> EXCERPTED DATA:
------------------------------------------------------------------------

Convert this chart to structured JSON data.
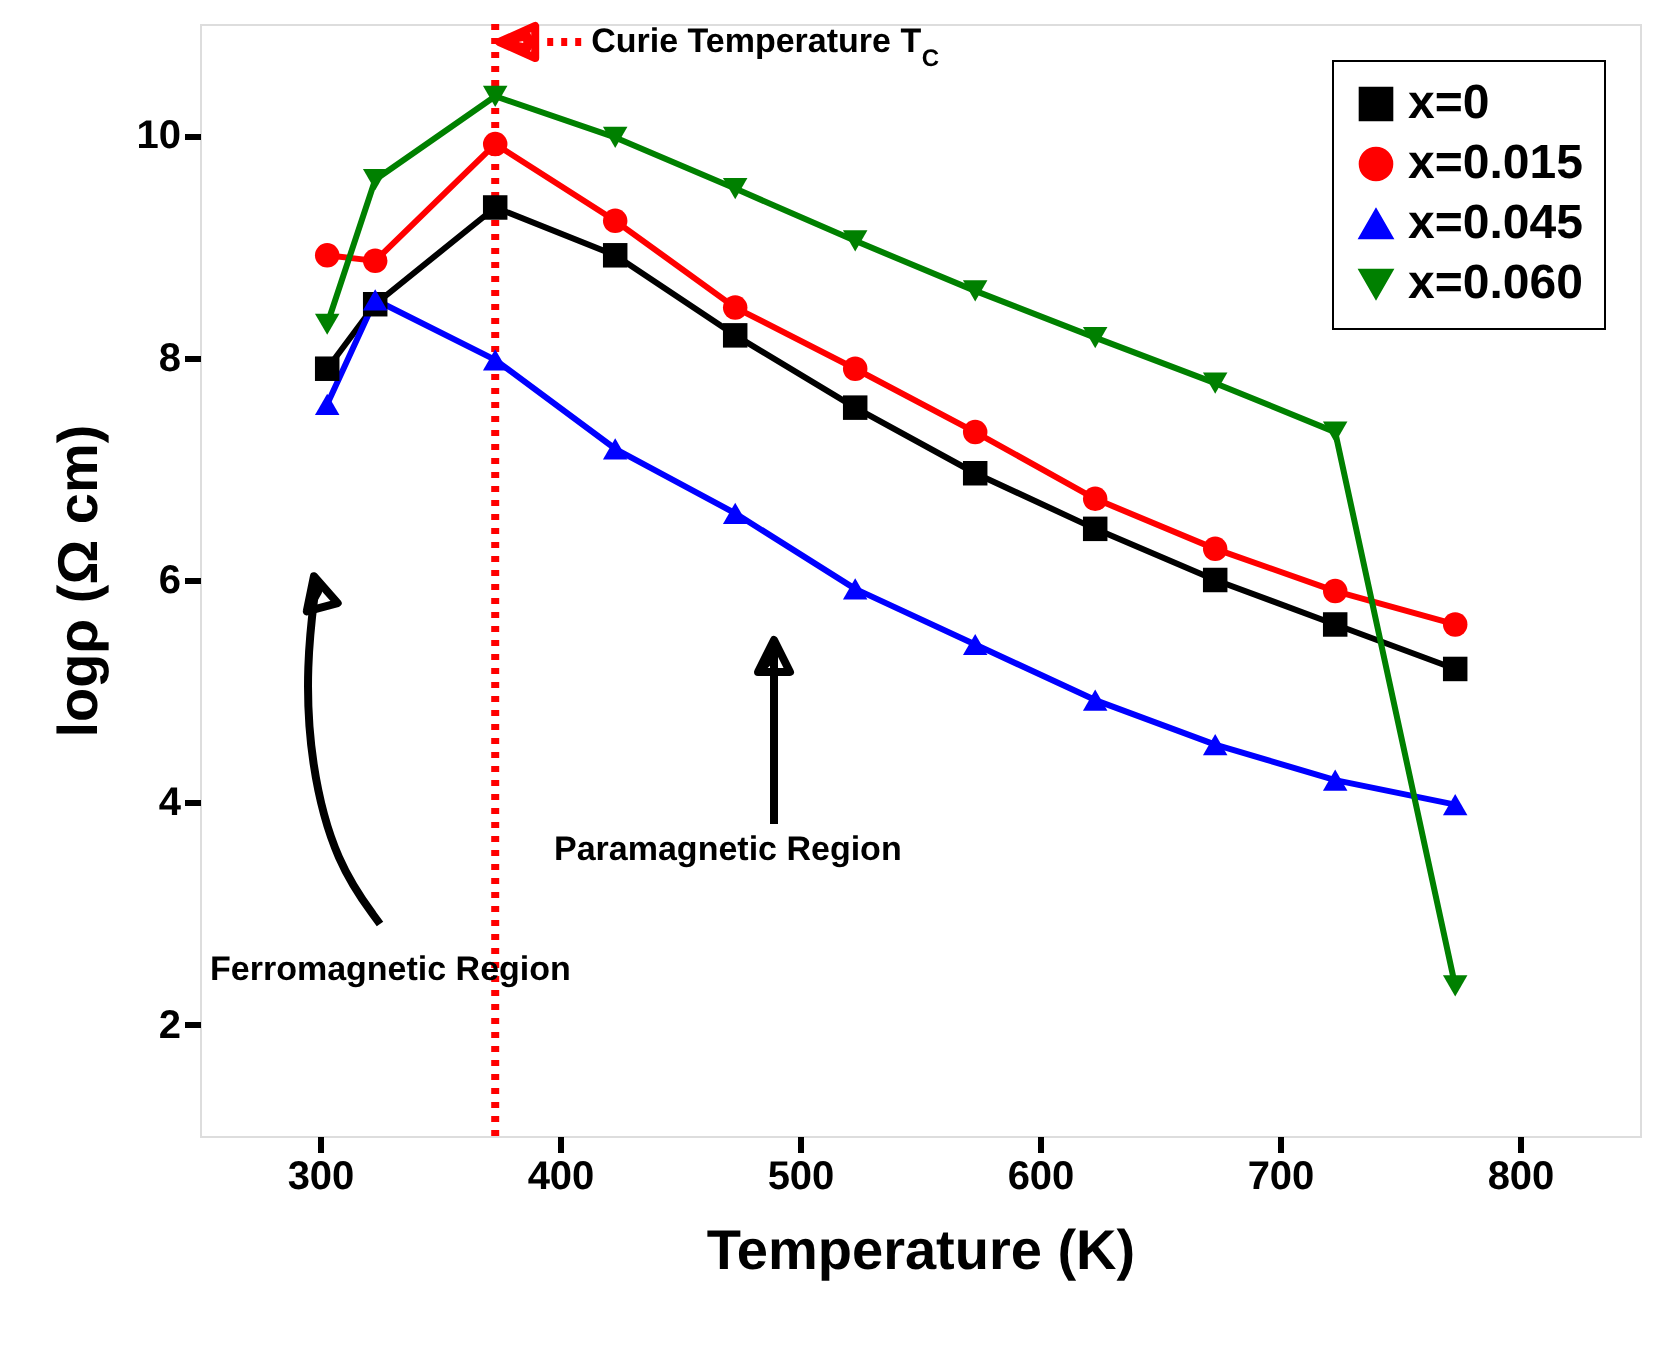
{
  "chart_data": {
    "type": "line",
    "xlabel": "Temperature (K)",
    "ylabel": "logρ (Ω cm)",
    "x": [
      303,
      323,
      373,
      423,
      473,
      523,
      573,
      623,
      673,
      723,
      773
    ],
    "xlim": [
      250,
      850
    ],
    "xticks": [
      300,
      400,
      500,
      600,
      700,
      800
    ],
    "ylim": [
      1,
      11
    ],
    "yticks": [
      2,
      4,
      6,
      8,
      10
    ],
    "grid": false,
    "legend": "top right",
    "line_style": "solid",
    "series": [
      {
        "name": "x=0",
        "color": "#000000",
        "marker": "square",
        "values": [
          7.9,
          8.48,
          9.35,
          8.92,
          8.2,
          7.55,
          6.96,
          6.46,
          6.0,
          5.6,
          5.2
        ]
      },
      {
        "name": "x=0.015",
        "color": "#ff0000",
        "marker": "circle",
        "values": [
          8.92,
          8.87,
          9.92,
          9.23,
          8.45,
          7.9,
          7.33,
          6.73,
          6.28,
          5.9,
          5.6
        ]
      },
      {
        "name": "x=0.045",
        "color": "#0000ff",
        "marker": "triangle",
        "values": [
          7.58,
          8.52,
          7.98,
          7.18,
          6.6,
          5.92,
          5.42,
          4.92,
          4.52,
          4.2,
          3.98
        ]
      },
      {
        "name": "x=0.060",
        "color": "#008000",
        "marker": "triangle-down",
        "values": [
          8.3,
          9.6,
          10.35,
          9.98,
          9.52,
          9.05,
          8.6,
          8.18,
          7.77,
          7.33,
          2.35
        ]
      }
    ],
    "ref_lines": [
      {
        "axis": "x",
        "value": 373,
        "label": "Curie Temperature T$_{C}$",
        "color": "#ff0000",
        "line_style": "dotted"
      }
    ],
    "annotations": [
      "Ferromagnetic Region",
      "Paramagnetic Region"
    ]
  }
}
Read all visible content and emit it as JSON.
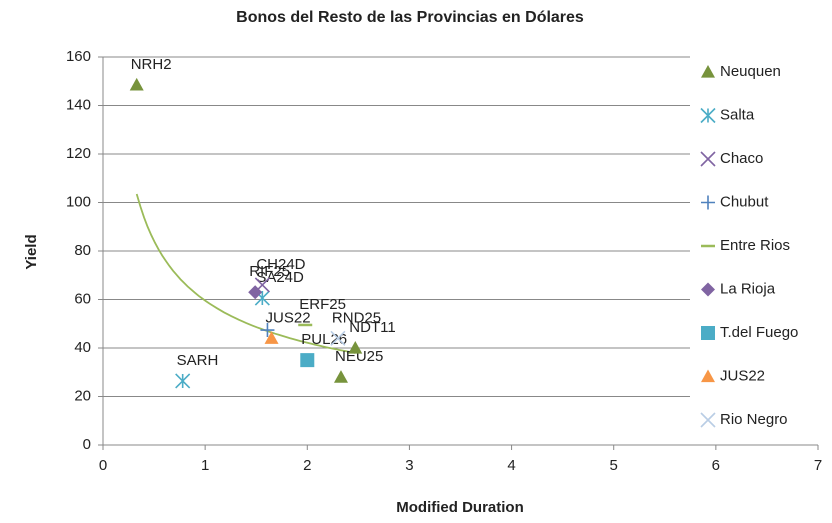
{
  "chart_data": {
    "type": "scatter",
    "title": "Bonos del Resto de las Provincias en Dólares",
    "x_label": "Modified Duration",
    "y_label": "Yield",
    "xlim": [
      0,
      7
    ],
    "xticks": [
      0,
      1,
      2,
      3,
      4,
      5,
      6,
      7
    ],
    "ylim": [
      0,
      160
    ],
    "yticks": [
      0,
      20,
      40,
      60,
      80,
      100,
      120,
      140,
      160
    ],
    "grid": true,
    "legend": "right",
    "trendline": {
      "type": "power",
      "color": "#9bbb59"
    },
    "series": [
      {
        "name": "Neuquen",
        "color": "#77933c",
        "marker": "triangle",
        "x": [
          0.33,
          2.33,
          2.47
        ],
        "values": [
          148.5,
          28,
          40
        ],
        "labels": [
          "NRH2",
          "NEU25",
          "NDT11"
        ]
      },
      {
        "name": "Salta",
        "color": "#4bacc6",
        "marker": "asterisk",
        "x": [
          0.78,
          1.56
        ],
        "values": [
          26.4,
          60.6
        ],
        "labels": [
          "SARH",
          "SA24D"
        ]
      },
      {
        "name": "Chaco",
        "color": "#8064a2",
        "marker": "x",
        "x": [
          1.56
        ],
        "values": [
          66
        ],
        "labels": [
          "CH24D"
        ]
      },
      {
        "name": "Chubut",
        "color": "#4f81bd",
        "marker": "plus",
        "x": [
          1.61
        ],
        "values": [
          47.4
        ],
        "labels": [
          null
        ]
      },
      {
        "name": "Entre Rios",
        "color": "#9bbb59",
        "marker": "dash",
        "x": [
          1.98
        ],
        "values": [
          49.5
        ],
        "labels": [
          "ERF25"
        ]
      },
      {
        "name": "La Rioja",
        "color": "#8064a2",
        "marker": "diamond",
        "x": [
          1.49
        ],
        "values": [
          63
        ],
        "labels": [
          "RIF25"
        ]
      },
      {
        "name": "T.del Fuego",
        "color": "#4bacc6",
        "marker": "square",
        "x": [
          2.0
        ],
        "values": [
          35
        ],
        "labels": [
          "PUL26"
        ]
      },
      {
        "name": "JUS22",
        "color": "#f79646",
        "marker": "triangle",
        "x": [
          1.65
        ],
        "values": [
          44
        ],
        "labels": [
          "JUS22"
        ]
      },
      {
        "name": "Rio Negro",
        "color": "#b9cde5",
        "marker": "x",
        "x": [
          2.3
        ],
        "values": [
          44
        ],
        "labels": [
          "RND25"
        ]
      }
    ]
  }
}
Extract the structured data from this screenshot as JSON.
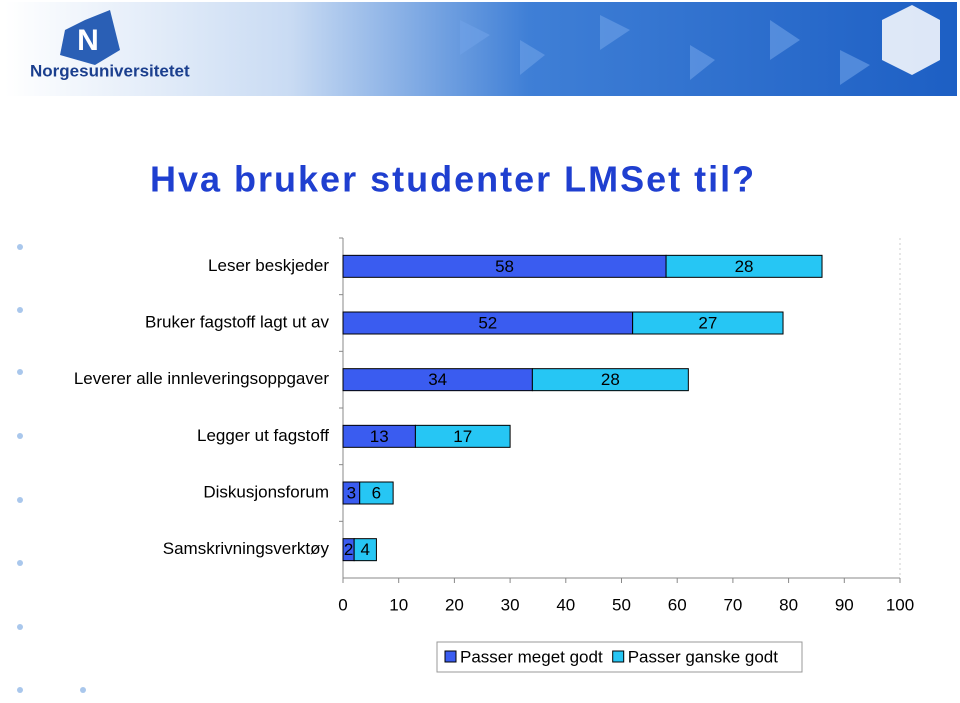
{
  "header": {
    "logo_text": "Norgesuniversitetet"
  },
  "chart_data": {
    "type": "stacked-bar-horizontal",
    "title": "Hva bruker studenter LMSet til?",
    "categories": [
      "Leser beskjeder",
      "Bruker fagstoff lagt ut av",
      "Leverer alle innleveringsoppgaver",
      "Legger ut fagstoff",
      "Diskusjonsforum",
      "Samskrivningsverktøy"
    ],
    "series": [
      {
        "name": "Passer meget godt",
        "color": "#3a5cf0",
        "values": [
          58,
          52,
          34,
          13,
          3,
          2
        ]
      },
      {
        "name": "Passer ganske godt",
        "color": "#26c6f4",
        "values": [
          28,
          27,
          28,
          17,
          6,
          4
        ]
      }
    ],
    "xlim": [
      0,
      100
    ],
    "xticks": [
      0,
      10,
      20,
      30,
      40,
      50,
      60,
      70,
      80,
      90,
      100
    ],
    "legend": "bottom"
  }
}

------------------------------------------------------------------------

Write out the whole listing exactly, and drop the pictures.

> SOLUTION:
Convert this chart to structured JSON data.
{
  "chart_data": {
    "type": "line",
    "xlabel": "Temperature (K)",
    "ylabel": "logρ (Ω cm)",
    "x": [
      303,
      323,
      373,
      423,
      473,
      523,
      573,
      623,
      673,
      723,
      773
    ],
    "xlim": [
      250,
      850
    ],
    "xticks": [
      300,
      400,
      500,
      600,
      700,
      800
    ],
    "ylim": [
      1,
      11
    ],
    "yticks": [
      2,
      4,
      6,
      8,
      10
    ],
    "grid": false,
    "legend": "top right",
    "line_style": "solid",
    "series": [
      {
        "name": "x=0",
        "color": "#000000",
        "marker": "square",
        "values": [
          7.9,
          8.48,
          9.35,
          8.92,
          8.2,
          7.55,
          6.96,
          6.46,
          6.0,
          5.6,
          5.2
        ]
      },
      {
        "name": "x=0.015",
        "color": "#ff0000",
        "marker": "circle",
        "values": [
          8.92,
          8.87,
          9.92,
          9.23,
          8.45,
          7.9,
          7.33,
          6.73,
          6.28,
          5.9,
          5.6
        ]
      },
      {
        "name": "x=0.045",
        "color": "#0000ff",
        "marker": "triangle",
        "values": [
          7.58,
          8.52,
          7.98,
          7.18,
          6.6,
          5.92,
          5.42,
          4.92,
          4.52,
          4.2,
          3.98
        ]
      },
      {
        "name": "x=0.060",
        "color": "#008000",
        "marker": "triangle-down",
        "values": [
          8.3,
          9.6,
          10.35,
          9.98,
          9.52,
          9.05,
          8.6,
          8.18,
          7.77,
          7.33,
          2.35
        ]
      }
    ],
    "ref_lines": [
      {
        "axis": "x",
        "value": 373,
        "label": "Curie Temperature T$_{C}$",
        "color": "#ff0000",
        "line_style": "dotted"
      }
    ],
    "annotations": [
      "Ferromagnetic Region",
      "Paramagnetic Region"
    ]
  }
}
Read all visible content and emit it as JSON.
{
  "chart_data": {
    "type": "scatter",
    "title": "Bonos del Resto de las Provincias en Dólares",
    "x_label": "Modified Duration",
    "y_label": "Yield",
    "xlim": [
      0,
      7
    ],
    "xticks": [
      0,
      1,
      2,
      3,
      4,
      5,
      6,
      7
    ],
    "ylim": [
      0,
      160
    ],
    "yticks": [
      0,
      20,
      40,
      60,
      80,
      100,
      120,
      140,
      160
    ],
    "grid": true,
    "legend": "right",
    "trendline": {
      "type": "power",
      "color": "#9bbb59"
    },
    "series": [
      {
        "name": "Neuquen",
        "color": "#77933c",
        "marker": "triangle",
        "x": [
          0.33,
          2.33,
          2.47
        ],
        "values": [
          148.5,
          28,
          40
        ],
        "labels": [
          "NRH2",
          "NEU25",
          "NDT11"
        ]
      },
      {
        "name": "Salta",
        "color": "#4bacc6",
        "marker": "asterisk",
        "x": [
          0.78,
          1.56
        ],
        "values": [
          26.4,
          60.6
        ],
        "labels": [
          "SARH",
          "SA24D"
        ]
      },
      {
        "name": "Chaco",
        "color": "#8064a2",
        "marker": "x",
        "x": [
          1.56
        ],
        "values": [
          66
        ],
        "labels": [
          "CH24D"
        ]
      },
      {
        "name": "Chubut",
        "color": "#4f81bd",
        "marker": "plus",
        "x": [
          1.61
        ],
        "values": [
          47.4
        ],
        "labels": [
          null
        ]
      },
      {
        "name": "Entre Rios",
        "color": "#9bbb59",
        "marker": "dash",
        "x": [
          1.98
        ],
        "values": [
          49.5
        ],
        "labels": [
          "ERF25"
        ]
      },
      {
        "name": "La Rioja",
        "color": "#8064a2",
        "marker": "diamond",
        "x": [
          1.49
        ],
        "values": [
          63
        ],
        "labels": [
          "RIF25"
        ]
      },
      {
        "name": "T.del Fuego",
        "color": "#4bacc6",
        "marker": "square",
        "x": [
          2.0
        ],
        "values": [
          35
        ],
        "labels": [
          "PUL26"
        ]
      },
      {
        "name": "JUS22",
        "color": "#f79646",
        "marker": "triangle",
        "x": [
          1.65
        ],
        "values": [
          44
        ],
        "labels": [
          "JUS22"
        ]
      },
      {
        "name": "Rio Negro",
        "color": "#b9cde5",
        "marker": "x",
        "x": [
          2.3
        ],
        "values": [
          44
        ],
        "labels": [
          "RND25"
        ]
      }
    ]
  }
}
Extract the structured data from this screenshot as JSON.
{
  "header": {
    "logo_text": "Norgesuniversitetet"
  },
  "chart_data": {
    "type": "stacked-bar-horizontal",
    "title": "Hva bruker studenter LMSet til?",
    "categories": [
      "Leser beskjeder",
      "Bruker fagstoff lagt ut av",
      "Leverer alle innleveringsoppgaver",
      "Legger ut fagstoff",
      "Diskusjonsforum",
      "Samskrivningsverktøy"
    ],
    "series": [
      {
        "name": "Passer meget godt",
        "color": "#3a5cf0",
        "values": [
          58,
          52,
          34,
          13,
          3,
          2
        ]
      },
      {
        "name": "Passer ganske godt",
        "color": "#26c6f4",
        "values": [
          28,
          27,
          28,
          17,
          6,
          4
        ]
      }
    ],
    "xlim": [
      0,
      100
    ],
    "xticks": [
      0,
      10,
      20,
      30,
      40,
      50,
      60,
      70,
      80,
      90,
      100
    ],
    "legend": "bottom"
  }
}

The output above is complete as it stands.